▸ WHAT THIS TASK INVOLVES
Nothing in the records may be left out or altered; reproduce them all exactly.

▸ DATASET
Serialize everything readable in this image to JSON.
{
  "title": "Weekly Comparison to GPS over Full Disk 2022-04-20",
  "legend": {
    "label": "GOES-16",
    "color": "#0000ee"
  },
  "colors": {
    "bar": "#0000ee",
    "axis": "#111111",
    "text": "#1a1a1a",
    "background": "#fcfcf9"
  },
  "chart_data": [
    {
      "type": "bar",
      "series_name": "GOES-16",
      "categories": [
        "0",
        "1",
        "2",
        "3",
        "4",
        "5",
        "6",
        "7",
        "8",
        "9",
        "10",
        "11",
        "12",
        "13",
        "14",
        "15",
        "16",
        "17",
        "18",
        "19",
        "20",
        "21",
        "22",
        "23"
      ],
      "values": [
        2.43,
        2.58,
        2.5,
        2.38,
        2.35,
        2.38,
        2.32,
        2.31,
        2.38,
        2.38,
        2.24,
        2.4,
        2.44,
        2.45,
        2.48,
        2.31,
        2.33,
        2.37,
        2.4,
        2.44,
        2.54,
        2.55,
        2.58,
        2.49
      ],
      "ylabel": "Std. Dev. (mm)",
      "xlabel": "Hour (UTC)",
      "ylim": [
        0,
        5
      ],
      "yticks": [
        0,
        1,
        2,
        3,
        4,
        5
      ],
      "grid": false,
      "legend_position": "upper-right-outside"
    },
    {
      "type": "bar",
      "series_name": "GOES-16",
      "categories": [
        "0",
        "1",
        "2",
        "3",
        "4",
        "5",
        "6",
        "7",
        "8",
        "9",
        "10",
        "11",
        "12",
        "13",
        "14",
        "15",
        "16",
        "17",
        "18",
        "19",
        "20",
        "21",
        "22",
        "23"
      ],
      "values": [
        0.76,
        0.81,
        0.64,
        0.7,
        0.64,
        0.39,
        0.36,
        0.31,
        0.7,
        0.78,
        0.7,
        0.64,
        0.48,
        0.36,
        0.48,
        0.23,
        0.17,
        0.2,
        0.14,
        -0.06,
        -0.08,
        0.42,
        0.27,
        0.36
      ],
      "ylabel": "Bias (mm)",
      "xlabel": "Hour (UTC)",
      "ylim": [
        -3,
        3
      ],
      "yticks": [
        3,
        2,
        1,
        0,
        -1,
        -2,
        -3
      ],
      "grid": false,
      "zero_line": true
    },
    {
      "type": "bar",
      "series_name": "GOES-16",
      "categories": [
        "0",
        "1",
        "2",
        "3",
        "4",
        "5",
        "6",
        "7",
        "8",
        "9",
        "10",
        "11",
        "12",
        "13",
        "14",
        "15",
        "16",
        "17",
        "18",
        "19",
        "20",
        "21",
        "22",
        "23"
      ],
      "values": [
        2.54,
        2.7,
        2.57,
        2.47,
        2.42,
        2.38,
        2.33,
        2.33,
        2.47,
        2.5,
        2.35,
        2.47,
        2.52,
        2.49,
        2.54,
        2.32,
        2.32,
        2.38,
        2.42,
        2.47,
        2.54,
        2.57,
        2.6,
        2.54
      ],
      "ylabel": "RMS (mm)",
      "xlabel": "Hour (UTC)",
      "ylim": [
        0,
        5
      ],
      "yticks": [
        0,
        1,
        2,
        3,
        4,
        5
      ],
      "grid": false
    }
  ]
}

▸ COMPLETE ANSWER
Serialize everything readable in this image to JSON.
{
  "title": "Weekly Comparison to GPS over Full Disk 2022-04-20",
  "legend": {
    "label": "GOES-16",
    "color": "#0000ee"
  },
  "colors": {
    "bar": "#0000ee",
    "axis": "#111111",
    "text": "#1a1a1a",
    "background": "#fcfcf9"
  },
  "chart_data": [
    {
      "type": "bar",
      "series_name": "GOES-16",
      "categories": [
        "0",
        "1",
        "2",
        "3",
        "4",
        "5",
        "6",
        "7",
        "8",
        "9",
        "10",
        "11",
        "12",
        "13",
        "14",
        "15",
        "16",
        "17",
        "18",
        "19",
        "20",
        "21",
        "22",
        "23"
      ],
      "values": [
        2.43,
        2.58,
        2.5,
        2.38,
        2.35,
        2.38,
        2.32,
        2.31,
        2.38,
        2.38,
        2.24,
        2.4,
        2.44,
        2.45,
        2.48,
        2.31,
        2.33,
        2.37,
        2.4,
        2.44,
        2.54,
        2.55,
        2.58,
        2.49
      ],
      "ylabel": "Std. Dev. (mm)",
      "xlabel": "Hour (UTC)",
      "ylim": [
        0,
        5
      ],
      "yticks": [
        0,
        1,
        2,
        3,
        4,
        5
      ],
      "grid": false,
      "legend_position": "upper-right-outside"
    },
    {
      "type": "bar",
      "series_name": "GOES-16",
      "categories": [
        "0",
        "1",
        "2",
        "3",
        "4",
        "5",
        "6",
        "7",
        "8",
        "9",
        "10",
        "11",
        "12",
        "13",
        "14",
        "15",
        "16",
        "17",
        "18",
        "19",
        "20",
        "21",
        "22",
        "23"
      ],
      "values": [
        0.76,
        0.81,
        0.64,
        0.7,
        0.64,
        0.39,
        0.36,
        0.31,
        0.7,
        0.78,
        0.7,
        0.64,
        0.48,
        0.36,
        0.48,
        0.23,
        0.17,
        0.2,
        0.14,
        -0.06,
        -0.08,
        0.42,
        0.27,
        0.36
      ],
      "ylabel": "Bias (mm)",
      "xlabel": "Hour (UTC)",
      "ylim": [
        -3,
        3
      ],
      "yticks": [
        3,
        2,
        1,
        0,
        -1,
        -2,
        -3
      ],
      "grid": false,
      "zero_line": true
    },
    {
      "type": "bar",
      "series_name": "GOES-16",
      "categories": [
        "0",
        "1",
        "2",
        "3",
        "4",
        "5",
        "6",
        "7",
        "8",
        "9",
        "10",
        "11",
        "12",
        "13",
        "14",
        "15",
        "16",
        "17",
        "18",
        "19",
        "20",
        "21",
        "22",
        "23"
      ],
      "values": [
        2.54,
        2.7,
        2.57,
        2.47,
        2.42,
        2.38,
        2.33,
        2.33,
        2.47,
        2.5,
        2.35,
        2.47,
        2.52,
        2.49,
        2.54,
        2.32,
        2.32,
        2.38,
        2.42,
        2.47,
        2.54,
        2.57,
        2.6,
        2.54
      ],
      "ylabel": "RMS (mm)",
      "xlabel": "Hour (UTC)",
      "ylim": [
        0,
        5
      ],
      "yticks": [
        0,
        1,
        2,
        3,
        4,
        5
      ],
      "grid": false
    }
  ]
}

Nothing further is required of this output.